▶ DATA ENTRIES

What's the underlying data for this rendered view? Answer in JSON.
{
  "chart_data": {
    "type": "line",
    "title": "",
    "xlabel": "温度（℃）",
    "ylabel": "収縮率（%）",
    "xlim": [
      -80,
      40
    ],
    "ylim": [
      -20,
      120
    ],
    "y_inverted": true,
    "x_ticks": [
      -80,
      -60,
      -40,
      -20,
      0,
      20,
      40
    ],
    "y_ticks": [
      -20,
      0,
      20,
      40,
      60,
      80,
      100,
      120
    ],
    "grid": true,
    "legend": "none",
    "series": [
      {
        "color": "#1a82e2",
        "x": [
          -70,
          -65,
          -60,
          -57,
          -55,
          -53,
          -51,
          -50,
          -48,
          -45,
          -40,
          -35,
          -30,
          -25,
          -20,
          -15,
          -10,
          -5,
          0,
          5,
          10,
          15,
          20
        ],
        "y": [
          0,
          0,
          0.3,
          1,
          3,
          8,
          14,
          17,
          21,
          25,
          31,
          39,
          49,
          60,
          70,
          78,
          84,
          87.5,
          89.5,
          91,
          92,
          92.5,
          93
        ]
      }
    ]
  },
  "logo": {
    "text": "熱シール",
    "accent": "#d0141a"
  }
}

▶ EXERCISE AIM
Repeat every entry word for word.

▶ THE RESULT
What's the underlying data for this rendered view? Answer in JSON.
{
  "chart_data": {
    "type": "line",
    "title": "",
    "xlabel": "温度（℃）",
    "ylabel": "収縮率（%）",
    "xlim": [
      -80,
      40
    ],
    "ylim": [
      -20,
      120
    ],
    "y_inverted": true,
    "x_ticks": [
      -80,
      -60,
      -40,
      -20,
      0,
      20,
      40
    ],
    "y_ticks": [
      -20,
      0,
      20,
      40,
      60,
      80,
      100,
      120
    ],
    "grid": true,
    "legend": "none",
    "series": [
      {
        "color": "#1a82e2",
        "x": [
          -70,
          -65,
          -60,
          -57,
          -55,
          -53,
          -51,
          -50,
          -48,
          -45,
          -40,
          -35,
          -30,
          -25,
          -20,
          -15,
          -10,
          -5,
          0,
          5,
          10,
          15,
          20
        ],
        "y": [
          0,
          0,
          0.3,
          1,
          3,
          8,
          14,
          17,
          21,
          25,
          31,
          39,
          49,
          60,
          70,
          78,
          84,
          87.5,
          89.5,
          91,
          92,
          92.5,
          93
        ]
      }
    ]
  },
  "logo": {
    "text": "熱シール",
    "accent": "#d0141a"
  }
}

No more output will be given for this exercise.